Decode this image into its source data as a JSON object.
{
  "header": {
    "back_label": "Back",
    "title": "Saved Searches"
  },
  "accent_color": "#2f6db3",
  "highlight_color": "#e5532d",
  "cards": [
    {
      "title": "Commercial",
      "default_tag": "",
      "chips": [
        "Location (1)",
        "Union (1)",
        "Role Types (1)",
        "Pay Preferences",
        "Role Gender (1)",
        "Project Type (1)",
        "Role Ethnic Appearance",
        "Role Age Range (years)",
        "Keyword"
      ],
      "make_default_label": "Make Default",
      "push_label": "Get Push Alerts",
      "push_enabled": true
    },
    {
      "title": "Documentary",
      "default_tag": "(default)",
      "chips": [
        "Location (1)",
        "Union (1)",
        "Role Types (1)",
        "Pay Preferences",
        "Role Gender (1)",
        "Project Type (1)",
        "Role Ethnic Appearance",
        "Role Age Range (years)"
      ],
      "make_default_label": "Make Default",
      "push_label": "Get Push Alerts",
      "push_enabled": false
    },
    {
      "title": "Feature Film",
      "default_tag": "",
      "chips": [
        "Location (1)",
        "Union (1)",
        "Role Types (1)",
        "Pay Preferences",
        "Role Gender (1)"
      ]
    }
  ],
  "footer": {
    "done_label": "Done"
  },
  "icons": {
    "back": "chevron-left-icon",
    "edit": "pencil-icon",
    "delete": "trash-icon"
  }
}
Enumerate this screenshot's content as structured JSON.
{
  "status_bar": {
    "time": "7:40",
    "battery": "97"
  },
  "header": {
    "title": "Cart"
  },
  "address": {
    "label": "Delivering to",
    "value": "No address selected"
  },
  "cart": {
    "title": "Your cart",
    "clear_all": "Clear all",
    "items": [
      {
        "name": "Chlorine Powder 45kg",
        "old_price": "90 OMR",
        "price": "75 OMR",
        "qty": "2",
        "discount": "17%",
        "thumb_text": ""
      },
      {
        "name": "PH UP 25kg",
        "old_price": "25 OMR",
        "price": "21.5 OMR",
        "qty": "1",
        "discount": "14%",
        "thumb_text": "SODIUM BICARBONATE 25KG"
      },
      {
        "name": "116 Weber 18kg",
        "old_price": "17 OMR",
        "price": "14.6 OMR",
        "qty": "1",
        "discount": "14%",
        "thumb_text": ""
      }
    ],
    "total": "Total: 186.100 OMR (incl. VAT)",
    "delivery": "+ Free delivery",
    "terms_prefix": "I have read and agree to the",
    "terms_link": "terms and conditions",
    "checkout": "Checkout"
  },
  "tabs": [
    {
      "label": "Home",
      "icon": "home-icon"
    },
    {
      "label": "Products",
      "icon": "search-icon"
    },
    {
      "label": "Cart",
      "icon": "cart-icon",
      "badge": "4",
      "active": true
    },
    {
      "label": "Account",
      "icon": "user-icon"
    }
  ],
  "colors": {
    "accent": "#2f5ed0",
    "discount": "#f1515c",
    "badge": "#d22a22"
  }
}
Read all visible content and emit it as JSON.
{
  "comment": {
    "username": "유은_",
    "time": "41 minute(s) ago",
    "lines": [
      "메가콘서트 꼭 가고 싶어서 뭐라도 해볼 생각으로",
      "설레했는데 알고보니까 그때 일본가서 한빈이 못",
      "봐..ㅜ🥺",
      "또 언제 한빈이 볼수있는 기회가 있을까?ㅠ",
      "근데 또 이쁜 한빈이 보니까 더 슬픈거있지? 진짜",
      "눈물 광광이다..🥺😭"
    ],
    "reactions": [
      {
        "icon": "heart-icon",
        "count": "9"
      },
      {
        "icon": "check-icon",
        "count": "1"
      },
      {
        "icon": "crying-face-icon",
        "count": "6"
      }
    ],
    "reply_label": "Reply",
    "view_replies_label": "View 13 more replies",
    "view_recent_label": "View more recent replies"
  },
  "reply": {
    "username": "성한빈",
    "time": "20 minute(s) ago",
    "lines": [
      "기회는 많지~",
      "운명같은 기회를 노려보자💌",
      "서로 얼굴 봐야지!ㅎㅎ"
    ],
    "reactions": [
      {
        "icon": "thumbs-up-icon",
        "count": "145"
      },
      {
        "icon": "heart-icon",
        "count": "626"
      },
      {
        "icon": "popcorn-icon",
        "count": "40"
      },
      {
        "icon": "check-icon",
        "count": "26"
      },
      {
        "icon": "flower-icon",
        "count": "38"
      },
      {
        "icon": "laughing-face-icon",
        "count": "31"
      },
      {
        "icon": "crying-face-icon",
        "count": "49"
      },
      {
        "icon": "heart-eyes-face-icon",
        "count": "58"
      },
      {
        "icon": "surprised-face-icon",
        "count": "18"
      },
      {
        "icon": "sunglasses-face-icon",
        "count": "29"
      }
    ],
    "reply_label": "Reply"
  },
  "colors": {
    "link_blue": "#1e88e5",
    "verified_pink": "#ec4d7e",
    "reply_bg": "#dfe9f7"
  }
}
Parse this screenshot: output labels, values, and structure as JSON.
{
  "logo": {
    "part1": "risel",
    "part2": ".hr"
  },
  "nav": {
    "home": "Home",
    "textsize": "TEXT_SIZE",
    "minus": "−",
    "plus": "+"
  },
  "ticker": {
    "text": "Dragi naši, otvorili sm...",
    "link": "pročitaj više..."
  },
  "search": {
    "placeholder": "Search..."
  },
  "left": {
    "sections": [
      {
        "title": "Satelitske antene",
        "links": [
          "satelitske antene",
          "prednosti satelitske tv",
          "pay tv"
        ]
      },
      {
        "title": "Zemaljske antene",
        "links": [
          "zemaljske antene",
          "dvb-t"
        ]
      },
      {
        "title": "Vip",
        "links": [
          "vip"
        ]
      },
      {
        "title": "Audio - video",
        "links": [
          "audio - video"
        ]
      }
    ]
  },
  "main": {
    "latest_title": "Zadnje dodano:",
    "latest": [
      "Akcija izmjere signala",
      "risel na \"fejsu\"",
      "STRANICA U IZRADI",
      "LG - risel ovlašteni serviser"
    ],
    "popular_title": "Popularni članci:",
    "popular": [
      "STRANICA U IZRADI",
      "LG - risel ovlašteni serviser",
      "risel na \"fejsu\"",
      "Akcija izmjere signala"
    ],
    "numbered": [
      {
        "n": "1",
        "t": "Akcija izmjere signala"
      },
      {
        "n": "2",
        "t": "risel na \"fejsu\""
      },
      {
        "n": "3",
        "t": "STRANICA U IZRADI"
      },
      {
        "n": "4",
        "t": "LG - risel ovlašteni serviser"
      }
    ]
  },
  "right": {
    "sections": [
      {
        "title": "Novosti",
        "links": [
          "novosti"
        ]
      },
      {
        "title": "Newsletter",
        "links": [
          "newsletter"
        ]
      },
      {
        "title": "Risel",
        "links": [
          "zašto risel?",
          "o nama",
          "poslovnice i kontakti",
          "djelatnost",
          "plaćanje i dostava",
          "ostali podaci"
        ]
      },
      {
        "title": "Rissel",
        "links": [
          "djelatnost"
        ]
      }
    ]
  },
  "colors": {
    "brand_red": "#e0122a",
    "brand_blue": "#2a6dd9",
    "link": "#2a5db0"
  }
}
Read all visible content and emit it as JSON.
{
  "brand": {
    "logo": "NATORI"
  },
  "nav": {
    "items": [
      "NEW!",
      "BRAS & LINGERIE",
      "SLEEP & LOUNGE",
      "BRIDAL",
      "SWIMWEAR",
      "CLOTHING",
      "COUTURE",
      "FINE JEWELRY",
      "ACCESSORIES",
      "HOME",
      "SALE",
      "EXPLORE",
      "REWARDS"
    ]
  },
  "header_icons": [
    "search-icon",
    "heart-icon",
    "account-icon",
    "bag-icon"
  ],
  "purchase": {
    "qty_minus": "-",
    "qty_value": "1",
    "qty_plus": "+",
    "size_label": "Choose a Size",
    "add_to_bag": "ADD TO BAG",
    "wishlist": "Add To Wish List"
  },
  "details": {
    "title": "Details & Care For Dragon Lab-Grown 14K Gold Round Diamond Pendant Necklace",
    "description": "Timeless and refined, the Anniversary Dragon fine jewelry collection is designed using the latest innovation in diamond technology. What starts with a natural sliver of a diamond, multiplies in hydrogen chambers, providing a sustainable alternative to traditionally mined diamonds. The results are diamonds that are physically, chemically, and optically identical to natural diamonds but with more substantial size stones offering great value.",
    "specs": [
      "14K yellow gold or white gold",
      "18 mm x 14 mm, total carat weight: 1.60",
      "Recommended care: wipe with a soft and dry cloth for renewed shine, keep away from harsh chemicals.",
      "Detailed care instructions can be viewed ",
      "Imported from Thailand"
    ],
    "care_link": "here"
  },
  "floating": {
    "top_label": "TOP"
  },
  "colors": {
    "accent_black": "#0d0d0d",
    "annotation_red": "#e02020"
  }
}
------------------------------------------------
> _Prompt_:
Identify lines with the string "signala". Copy each one.

> _Task solution_:
      "Akcija izmjere signala",
      "Akcija izmjere signala"
        "t": "Akcija izmjere signala"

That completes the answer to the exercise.